(Extracted data entries)
------------

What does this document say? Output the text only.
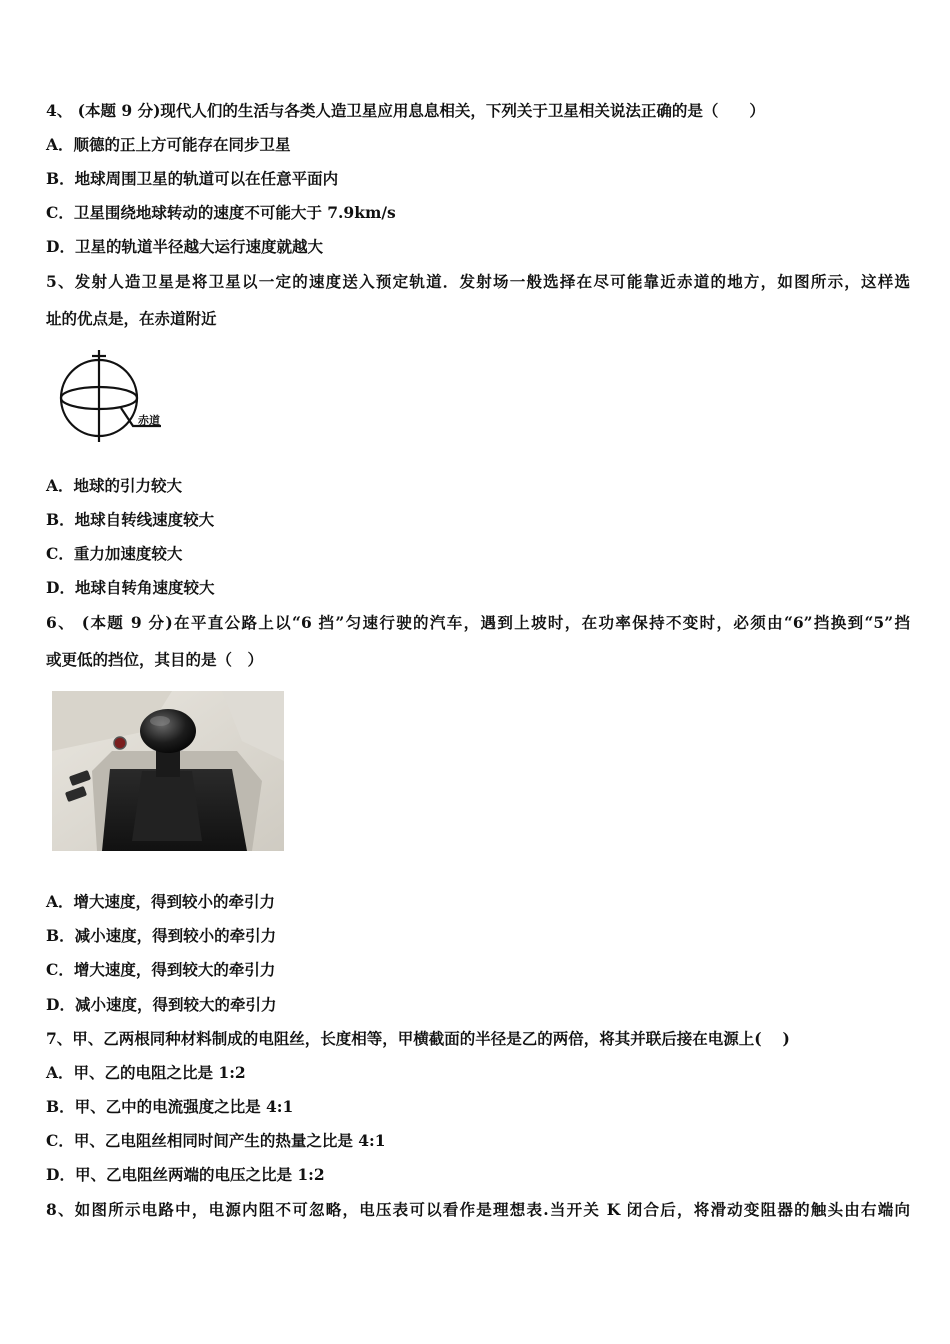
4、 (本题 9 分)现代人们的生活与各类人造卫星应用息息相关，下列关于卫星相关说法正确的是（　　）
A．顺德的正上方可能存在同步卫星
B．地球周围卫星的轨道可以在任意平面内
C．卫星围绕地球转动的速度不可能大于 7.9km/s
D．卫星的轨道半径越大运行速度就越大
5、发射人造卫星是将卫星以一定的速度送入预定轨道．发射场一般选择在尽可能靠近赤道的地方，如图所示，这样选
址的优点是，在赤道附近
赤道
A．地球的引力较大
B．地球自转线速度较大
C．重力加速度较大
D．地球自转角速度较大
6、 (本题 9 分)在平直公路上以“6 挡”匀速行驶的汽车，遇到上坡时，在功率保持不变时，必须由“6”挡换到“5”挡
或更低的挡位，其目的是（　）
A．增大速度，得到较小的牵引力
B．减小速度，得到较小的牵引力
C．增大速度，得到较大的牵引力
D．减小速度，得到较大的牵引力
7、甲、乙两根同种材料制成的电阻丝，长度相等，甲横截面的半径是乙的两倍，将其并联后接在电源上(　 )
A．甲、乙的电阻之比是 1:2
B．甲、乙中的电流强度之比是 4:1
C．甲、乙电阻丝相同时间产生的热量之比是 4:1
D．甲、乙电阻丝两端的电压之比是 1:2
8、如图所示电路中，电源内阻不可忽略，电压表可以看作是理想表.当开关 K 闭合后，将滑动变阻器的触头由右端向
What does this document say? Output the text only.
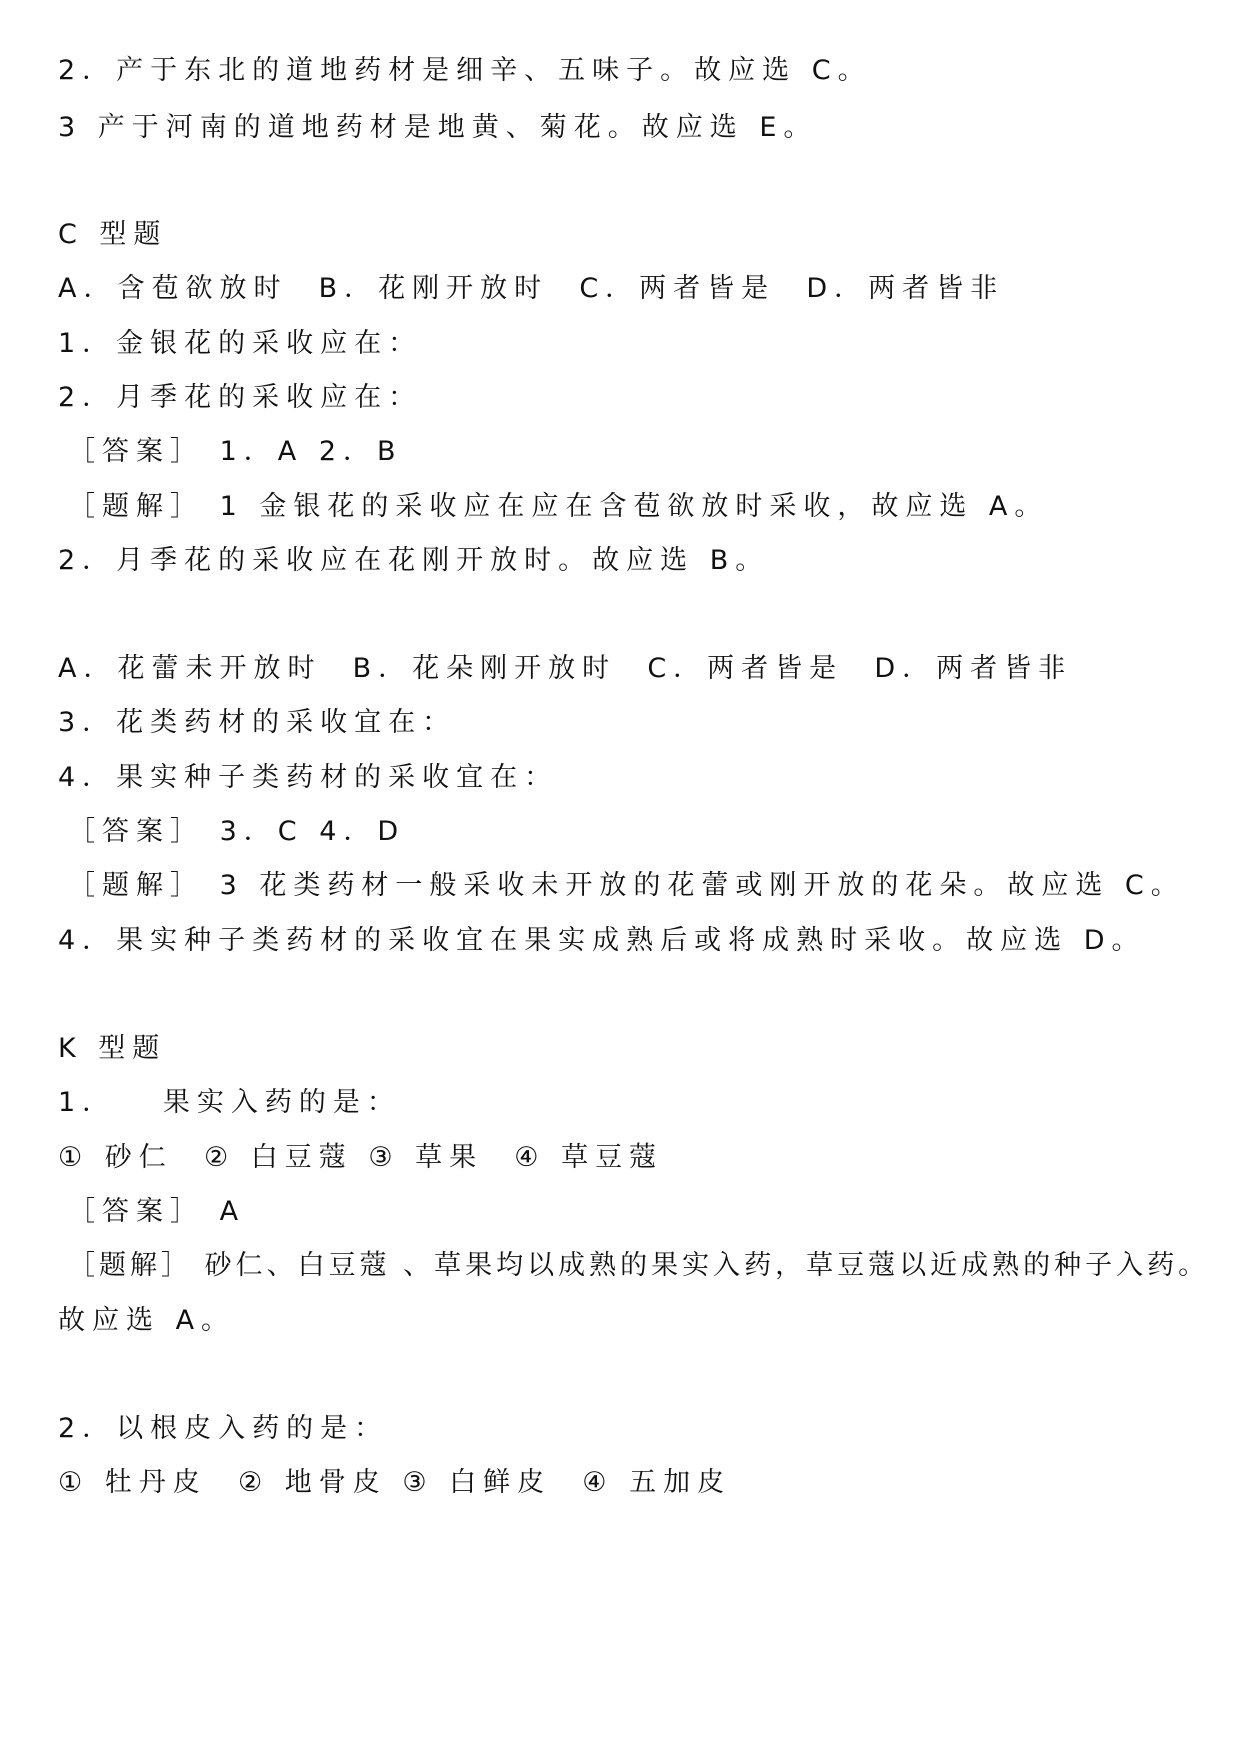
2．产于东北的道地药材是细辛、五味子。故应选 C。
3 产于河南的道地药材是地黄、菊花。故应选 E。
C 型题
A．含苞欲放时  B．花刚开放时  C．两者皆是  D．两者皆非
1．金银花的采收应在：
2．月季花的采收应在：
［答案］ 1．A 2．B
［题解］ 1 金银花的采收应在应在含苞欲放时采收，故应选 A。
2．月季花的采收应在花刚开放时。故应选 B。
A．花蕾未开放时  B．花朵刚开放时  C．两者皆是  D．两者皆非
3．花类药材的采收宜在：
4．果实种子类药材的采收宜在：
［答案］ 3．C 4．D
［题解］ 3 花类药材一般采收未开放的花蕾或刚开放的花朵。故应选 C。
4．果实种子类药材的采收宜在果实成熟后或将成熟时采收。故应选 D。
K 型题
1．   果实入药的是：
① 砂仁  ② 白豆蔻 ③ 草果  ④ 草豆蔻
［答案］ A
［题解］ 砂仁、白豆蔻 、草果均以成熟的果实入药，草豆蔻以近成熟的种子入药。
故应选 A。
2．以根皮入药的是：
① 牡丹皮  ② 地骨皮 ③ 白鲜皮  ④ 五加皮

------------

Copy the records word for word, leaving no picture in the copy.

• EXPECTED OUTPUT:
What does this document say? Output the text only.
4、 (本题 9 分)现代人们的生活与各类人造卫星应用息息相关，下列关于卫星相关说法正确的是（　　）
A．顺德的正上方可能存在同步卫星
B．地球周围卫星的轨道可以在任意平面内
C．卫星围绕地球转动的速度不可能大于 7.9km/s
D．卫星的轨道半径越大运行速度就越大
5、发射人造卫星是将卫星以一定的速度送入预定轨道．发射场一般选择在尽可能靠近赤道的地方，如图所示，这样选
址的优点是，在赤道附近
赤道
A．地球的引力较大
B．地球自转线速度较大
C．重力加速度较大
D．地球自转角速度较大
6、 (本题 9 分)在平直公路上以“6 挡”匀速行驶的汽车，遇到上坡时，在功率保持不变时，必须由“6”挡换到“5”挡
或更低的挡位，其目的是（　）
A．增大速度，得到较小的牵引力
B．减小速度，得到较小的牵引力
C．增大速度，得到较大的牵引力
D．减小速度，得到较大的牵引力
7、甲、乙两根同种材料制成的电阻丝，长度相等，甲横截面的半径是乙的两倍，将其并联后接在电源上(　 )
A．甲、乙的电阻之比是 1:2
B．甲、乙中的电流强度之比是 4:1
C．甲、乙电阻丝相同时间产生的热量之比是 4:1
D．甲、乙电阻丝两端的电压之比是 1:2
8、如图所示电路中，电源内阻不可忽略，电压表可以看作是理想表.当开关 K 闭合后，将滑动变阻器的触头由右端向
What does this document say? Output the text only.
2．产于东北的道地药材是细辛、五味子。故应选 C。
3 产于河南的道地药材是地黄、菊花。故应选 E。
C 型题
A．含苞欲放时  B．花刚开放时  C．两者皆是  D．两者皆非
1．金银花的采收应在：
2．月季花的采收应在：
［答案］ 1．A 2．B
［题解］ 1 金银花的采收应在应在含苞欲放时采收，故应选 A。
2．月季花的采收应在花刚开放时。故应选 B。
A．花蕾未开放时  B．花朵刚开放时  C．两者皆是  D．两者皆非
3．花类药材的采收宜在：
4．果实种子类药材的采收宜在：
［答案］ 3．C 4．D
［题解］ 3 花类药材一般采收未开放的花蕾或刚开放的花朵。故应选 C。
4．果实种子类药材的采收宜在果实成熟后或将成熟时采收。故应选 D。
K 型题
1．   果实入药的是：
① 砂仁  ② 白豆蔻 ③ 草果  ④ 草豆蔻
［答案］ A
［题解］ 砂仁、白豆蔻 、草果均以成熟的果实入药，草豆蔻以近成熟的种子入药。
故应选 A。
2．以根皮入药的是：
① 牡丹皮  ② 地骨皮 ③ 白鲜皮  ④ 五加皮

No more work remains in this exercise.